• **To do**
Copy out the passage on weighing treatment options for Crohn's disease word for word, in full, before going on to the entries.

• **Reading text**

Weighing Treatment Options
Looking forward, Headrick wonders if she’ll be able to stay on her medication if she gets pregnant, or even if she’ll be healthy enough to be a parent — whether by birth or adoption. “It seems like Crohn’s and colitis comes at the most inconvenient times in life, and it’s a tough disease to start with because it’s always a battle of the unknown,” Headrick says. A study published in March 2021 in the journal Gastroenterology, which included nearly 1,500 pregnant women with IBD, found that exposure to biologics did not increase a baby’s risk of birth defects, miscarriage, preterm birth, low birth weight, or infections during the first year of life. But mothers who had higher disease activity, meaning more severe and more frequent flare-ups, had a higher risk of miscarriage. Headrick first tried a type of biologic therapy that she injected herself at home. She had regular lab work done, and the drug “worked beautifully for about eight months,” Headrick says. Then her body started producing antibodies to the drug, meaning it no longer worked to keep her Crohn’s flare-ups at bay. Her care team started her on another biologic. That one worked for nine months, but Headrick’s body eventually produced antibodies to that drug, too. “I blew through two of one category of the medications, and this is pretty common for people to do,” she explains. “We try not to say fail, but sometimes that’s what happens. Your body will not receive the medication and do what the scientists who developed it expect it to do” It’s not uncommon for people with IBD to develop antibodies to drugs like biologics. In a review published in January 2018 in the journal Therapeutic Advances in Gastroenterology, researchers found that patients on biologics had a significant range of experiences, even with the same drug. They estimated that between 1 percent and over 25 percent of people who take biologics for IBD develop antibodies to at least one drug.

• **Listed entries**
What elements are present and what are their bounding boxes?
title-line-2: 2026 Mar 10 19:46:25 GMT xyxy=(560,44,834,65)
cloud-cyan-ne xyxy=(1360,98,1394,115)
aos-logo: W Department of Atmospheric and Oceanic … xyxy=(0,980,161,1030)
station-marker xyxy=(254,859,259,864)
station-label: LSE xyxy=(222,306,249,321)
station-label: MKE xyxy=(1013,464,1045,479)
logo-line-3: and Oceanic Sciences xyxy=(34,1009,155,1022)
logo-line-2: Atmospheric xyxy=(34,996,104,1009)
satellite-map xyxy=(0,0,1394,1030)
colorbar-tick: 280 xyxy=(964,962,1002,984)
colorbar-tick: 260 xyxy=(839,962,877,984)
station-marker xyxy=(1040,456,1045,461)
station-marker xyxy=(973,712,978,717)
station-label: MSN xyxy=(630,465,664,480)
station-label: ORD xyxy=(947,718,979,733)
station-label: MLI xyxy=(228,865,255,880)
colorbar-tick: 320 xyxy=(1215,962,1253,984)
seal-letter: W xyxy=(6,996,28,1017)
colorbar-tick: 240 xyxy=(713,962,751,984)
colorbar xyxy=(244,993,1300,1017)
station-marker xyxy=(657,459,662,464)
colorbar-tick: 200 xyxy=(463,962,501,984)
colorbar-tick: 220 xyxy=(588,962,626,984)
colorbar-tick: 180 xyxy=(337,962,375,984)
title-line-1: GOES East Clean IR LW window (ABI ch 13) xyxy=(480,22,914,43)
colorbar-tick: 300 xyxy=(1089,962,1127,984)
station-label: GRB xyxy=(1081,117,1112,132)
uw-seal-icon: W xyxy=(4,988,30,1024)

• **Answer section**
Weighing Treatment Options
Looking forward, Headrick wonders if she’ll be able to stay on her medication if she gets pregnant, or even if she’ll be healthy enough to be a parent — whether by birth or adoption. “It seems like Crohn’s and colitis comes at the most inconvenient times in life, and it’s a tough disease to start with because it’s always a battle of the unknown,” Headrick says. A study published in March 2021 in the journal Gastroenterology, which included nearly 1,500 pregnant women with IBD, found that exposure to biologics did not increase a baby’s risk of birth defects, miscarriage, preterm birth, low birth weight, or infections during the first year of life. But mothers who had higher disease activity, meaning more severe and more frequent flare-ups, had a higher risk of miscarriage. Headrick first tried a type of biologic therapy that she injected herself at home. She had regular lab work done, and the drug “worked beautifully for about eight months,” Headrick says. Then her body started producing antibodies to the drug, meaning it no longer worked to keep her Crohn’s flare-ups at bay. Her care team started her on another biologic. That one worked for nine months, but Headrick’s body eventually produced antibodies to that drug, too. “I blew through two of one category of the medications, and this is pretty common for people to do,” she explains. “We try not to say fail, but sometimes that’s what happens. Your body will not receive the medication and do what the scientists who developed it expect it to do” It’s not uncommon for people with IBD to develop antibodies to drugs like biologics. In a review published in January 2018 in the journal Therapeutic Advances in Gastroenterology, researchers found that patients on biologics had a significant range of experiences, even with the same drug. They estimated that between 1 percent and over 25 percent of people who take biologics for IBD develop antibodies to at least one drug.